--- BEGIN Entries ---

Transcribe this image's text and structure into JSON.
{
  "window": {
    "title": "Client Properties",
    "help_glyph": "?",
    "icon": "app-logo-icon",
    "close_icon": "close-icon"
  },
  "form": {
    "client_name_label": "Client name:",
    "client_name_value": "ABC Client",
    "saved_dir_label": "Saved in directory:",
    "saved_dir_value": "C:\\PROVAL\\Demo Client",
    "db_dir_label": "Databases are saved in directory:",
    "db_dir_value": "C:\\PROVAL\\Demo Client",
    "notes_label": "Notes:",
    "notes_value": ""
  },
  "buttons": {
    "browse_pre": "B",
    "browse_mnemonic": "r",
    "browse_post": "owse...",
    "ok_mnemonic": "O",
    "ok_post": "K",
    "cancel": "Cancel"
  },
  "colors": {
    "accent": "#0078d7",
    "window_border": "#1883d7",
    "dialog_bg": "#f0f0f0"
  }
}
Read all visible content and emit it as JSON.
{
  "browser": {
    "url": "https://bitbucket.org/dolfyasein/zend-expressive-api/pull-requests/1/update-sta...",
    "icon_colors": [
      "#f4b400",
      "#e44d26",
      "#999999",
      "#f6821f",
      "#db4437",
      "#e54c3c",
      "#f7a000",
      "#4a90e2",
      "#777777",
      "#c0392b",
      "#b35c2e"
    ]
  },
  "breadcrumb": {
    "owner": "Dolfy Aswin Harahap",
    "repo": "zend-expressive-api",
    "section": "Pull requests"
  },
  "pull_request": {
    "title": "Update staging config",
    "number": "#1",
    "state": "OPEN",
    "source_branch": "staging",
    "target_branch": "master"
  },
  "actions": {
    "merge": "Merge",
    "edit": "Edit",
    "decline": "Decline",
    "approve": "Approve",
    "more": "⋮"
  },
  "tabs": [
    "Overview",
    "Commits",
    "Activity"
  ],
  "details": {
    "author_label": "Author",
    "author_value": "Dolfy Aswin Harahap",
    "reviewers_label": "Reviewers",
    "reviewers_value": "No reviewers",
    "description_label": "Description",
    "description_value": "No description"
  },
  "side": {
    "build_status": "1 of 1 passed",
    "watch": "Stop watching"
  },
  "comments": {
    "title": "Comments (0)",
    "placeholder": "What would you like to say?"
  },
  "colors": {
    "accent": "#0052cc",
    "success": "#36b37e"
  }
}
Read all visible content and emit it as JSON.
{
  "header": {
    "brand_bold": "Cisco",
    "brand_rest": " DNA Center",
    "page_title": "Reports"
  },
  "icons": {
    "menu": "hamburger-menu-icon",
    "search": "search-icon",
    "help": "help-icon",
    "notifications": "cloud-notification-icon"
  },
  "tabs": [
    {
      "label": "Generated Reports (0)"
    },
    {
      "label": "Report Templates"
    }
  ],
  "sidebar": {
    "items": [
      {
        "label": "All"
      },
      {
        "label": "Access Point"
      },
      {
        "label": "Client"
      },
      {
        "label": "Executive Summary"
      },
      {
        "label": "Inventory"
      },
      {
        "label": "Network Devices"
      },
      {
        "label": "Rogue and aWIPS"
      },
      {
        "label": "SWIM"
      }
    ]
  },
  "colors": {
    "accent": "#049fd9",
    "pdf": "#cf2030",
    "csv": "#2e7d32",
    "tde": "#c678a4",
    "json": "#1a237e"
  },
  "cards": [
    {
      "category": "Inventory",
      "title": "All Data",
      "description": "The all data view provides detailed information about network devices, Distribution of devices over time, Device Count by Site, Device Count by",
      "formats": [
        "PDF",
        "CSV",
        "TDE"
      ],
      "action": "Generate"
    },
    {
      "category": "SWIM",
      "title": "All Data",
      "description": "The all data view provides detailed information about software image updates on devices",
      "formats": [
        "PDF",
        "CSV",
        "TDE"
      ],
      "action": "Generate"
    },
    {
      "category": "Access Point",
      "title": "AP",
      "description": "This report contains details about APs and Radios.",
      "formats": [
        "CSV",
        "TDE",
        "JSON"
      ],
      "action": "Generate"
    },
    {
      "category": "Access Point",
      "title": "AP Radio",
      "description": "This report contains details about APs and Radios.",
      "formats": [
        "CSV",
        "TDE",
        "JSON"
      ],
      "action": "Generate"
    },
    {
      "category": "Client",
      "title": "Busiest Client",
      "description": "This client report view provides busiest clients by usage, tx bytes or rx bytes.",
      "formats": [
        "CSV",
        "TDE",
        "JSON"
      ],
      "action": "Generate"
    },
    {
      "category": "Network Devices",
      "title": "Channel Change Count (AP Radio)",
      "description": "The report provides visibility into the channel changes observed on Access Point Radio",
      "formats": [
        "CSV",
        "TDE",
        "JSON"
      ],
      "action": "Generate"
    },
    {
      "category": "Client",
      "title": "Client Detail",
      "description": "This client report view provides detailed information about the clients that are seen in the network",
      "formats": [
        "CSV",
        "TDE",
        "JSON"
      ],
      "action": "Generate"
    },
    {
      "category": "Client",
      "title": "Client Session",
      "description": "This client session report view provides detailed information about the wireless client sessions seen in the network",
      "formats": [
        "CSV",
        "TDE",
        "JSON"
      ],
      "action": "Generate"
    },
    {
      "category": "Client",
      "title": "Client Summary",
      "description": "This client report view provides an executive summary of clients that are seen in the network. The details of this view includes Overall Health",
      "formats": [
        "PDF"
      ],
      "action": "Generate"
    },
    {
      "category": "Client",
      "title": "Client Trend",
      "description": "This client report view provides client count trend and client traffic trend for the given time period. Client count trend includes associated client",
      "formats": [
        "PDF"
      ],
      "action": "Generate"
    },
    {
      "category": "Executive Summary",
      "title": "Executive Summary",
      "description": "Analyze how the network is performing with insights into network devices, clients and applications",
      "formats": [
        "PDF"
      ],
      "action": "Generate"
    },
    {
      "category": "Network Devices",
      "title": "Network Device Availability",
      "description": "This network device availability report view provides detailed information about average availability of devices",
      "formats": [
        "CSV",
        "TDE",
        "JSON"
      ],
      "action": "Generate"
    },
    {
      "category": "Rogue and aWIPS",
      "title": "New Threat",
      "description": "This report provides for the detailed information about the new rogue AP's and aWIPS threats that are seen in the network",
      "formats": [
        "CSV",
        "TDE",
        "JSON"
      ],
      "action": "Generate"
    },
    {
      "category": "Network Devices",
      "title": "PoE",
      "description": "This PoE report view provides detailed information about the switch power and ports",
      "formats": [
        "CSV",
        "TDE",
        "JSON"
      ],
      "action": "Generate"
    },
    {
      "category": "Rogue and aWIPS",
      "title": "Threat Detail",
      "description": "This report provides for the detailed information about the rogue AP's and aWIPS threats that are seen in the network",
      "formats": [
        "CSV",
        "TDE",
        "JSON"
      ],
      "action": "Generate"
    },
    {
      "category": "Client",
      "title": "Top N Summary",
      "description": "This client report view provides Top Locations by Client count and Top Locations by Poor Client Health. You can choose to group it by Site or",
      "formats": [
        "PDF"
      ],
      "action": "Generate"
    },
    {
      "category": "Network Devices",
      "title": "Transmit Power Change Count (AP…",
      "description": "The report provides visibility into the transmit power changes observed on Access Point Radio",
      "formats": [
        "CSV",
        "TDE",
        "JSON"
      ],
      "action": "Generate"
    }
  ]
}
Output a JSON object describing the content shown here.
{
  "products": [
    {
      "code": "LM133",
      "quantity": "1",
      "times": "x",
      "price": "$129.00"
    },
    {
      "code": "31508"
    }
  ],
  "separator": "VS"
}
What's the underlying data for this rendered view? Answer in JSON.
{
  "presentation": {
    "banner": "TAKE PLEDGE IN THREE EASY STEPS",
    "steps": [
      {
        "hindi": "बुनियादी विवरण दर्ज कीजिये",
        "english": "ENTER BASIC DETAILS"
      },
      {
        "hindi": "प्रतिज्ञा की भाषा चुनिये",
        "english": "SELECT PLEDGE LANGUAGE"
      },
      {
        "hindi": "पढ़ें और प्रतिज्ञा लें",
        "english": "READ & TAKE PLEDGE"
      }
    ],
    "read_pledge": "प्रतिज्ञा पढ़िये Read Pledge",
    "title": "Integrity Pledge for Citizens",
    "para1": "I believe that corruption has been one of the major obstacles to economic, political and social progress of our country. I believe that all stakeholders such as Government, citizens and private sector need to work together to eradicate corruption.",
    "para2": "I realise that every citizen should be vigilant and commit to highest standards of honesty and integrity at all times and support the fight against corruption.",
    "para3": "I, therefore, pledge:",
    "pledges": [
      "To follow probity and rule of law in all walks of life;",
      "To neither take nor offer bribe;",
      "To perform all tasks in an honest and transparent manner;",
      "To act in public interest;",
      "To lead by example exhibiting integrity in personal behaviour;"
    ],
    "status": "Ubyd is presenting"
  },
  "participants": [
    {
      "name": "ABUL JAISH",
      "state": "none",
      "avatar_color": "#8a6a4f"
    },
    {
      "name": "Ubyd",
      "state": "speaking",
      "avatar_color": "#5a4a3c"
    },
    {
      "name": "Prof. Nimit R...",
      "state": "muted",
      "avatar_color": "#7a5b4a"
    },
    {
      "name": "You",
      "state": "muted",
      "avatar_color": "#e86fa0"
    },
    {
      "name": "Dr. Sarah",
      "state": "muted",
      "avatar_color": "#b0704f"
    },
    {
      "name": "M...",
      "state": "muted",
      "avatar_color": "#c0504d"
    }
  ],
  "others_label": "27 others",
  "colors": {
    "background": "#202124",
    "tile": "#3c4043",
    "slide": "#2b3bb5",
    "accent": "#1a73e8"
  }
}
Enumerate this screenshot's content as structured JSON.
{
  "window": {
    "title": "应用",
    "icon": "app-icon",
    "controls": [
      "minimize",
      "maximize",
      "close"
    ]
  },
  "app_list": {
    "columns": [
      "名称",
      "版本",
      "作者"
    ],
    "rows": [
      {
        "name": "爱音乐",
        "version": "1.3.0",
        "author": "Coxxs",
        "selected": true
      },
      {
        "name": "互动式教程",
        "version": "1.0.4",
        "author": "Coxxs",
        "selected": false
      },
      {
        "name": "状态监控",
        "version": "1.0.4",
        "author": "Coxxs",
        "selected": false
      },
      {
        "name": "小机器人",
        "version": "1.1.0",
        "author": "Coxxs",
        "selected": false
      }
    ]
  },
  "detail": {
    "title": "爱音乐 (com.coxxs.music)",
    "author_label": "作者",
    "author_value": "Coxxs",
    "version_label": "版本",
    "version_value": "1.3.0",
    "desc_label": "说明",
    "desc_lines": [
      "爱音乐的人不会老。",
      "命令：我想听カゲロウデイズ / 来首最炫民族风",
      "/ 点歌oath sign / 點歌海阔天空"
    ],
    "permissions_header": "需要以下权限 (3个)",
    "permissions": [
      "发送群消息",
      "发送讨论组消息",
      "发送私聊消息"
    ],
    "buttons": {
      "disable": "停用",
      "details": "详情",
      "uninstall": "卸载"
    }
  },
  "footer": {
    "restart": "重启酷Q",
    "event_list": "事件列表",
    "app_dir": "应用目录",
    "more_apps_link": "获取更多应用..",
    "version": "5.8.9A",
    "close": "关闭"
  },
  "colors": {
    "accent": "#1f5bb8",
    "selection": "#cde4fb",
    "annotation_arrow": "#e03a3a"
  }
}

--- END Entries ---

▶ [Problem statement]
Copy every line that contains the string "close".

▶ [Full solution]
    "close_icon": "close-icon"
      "close"
    "close": "关闭"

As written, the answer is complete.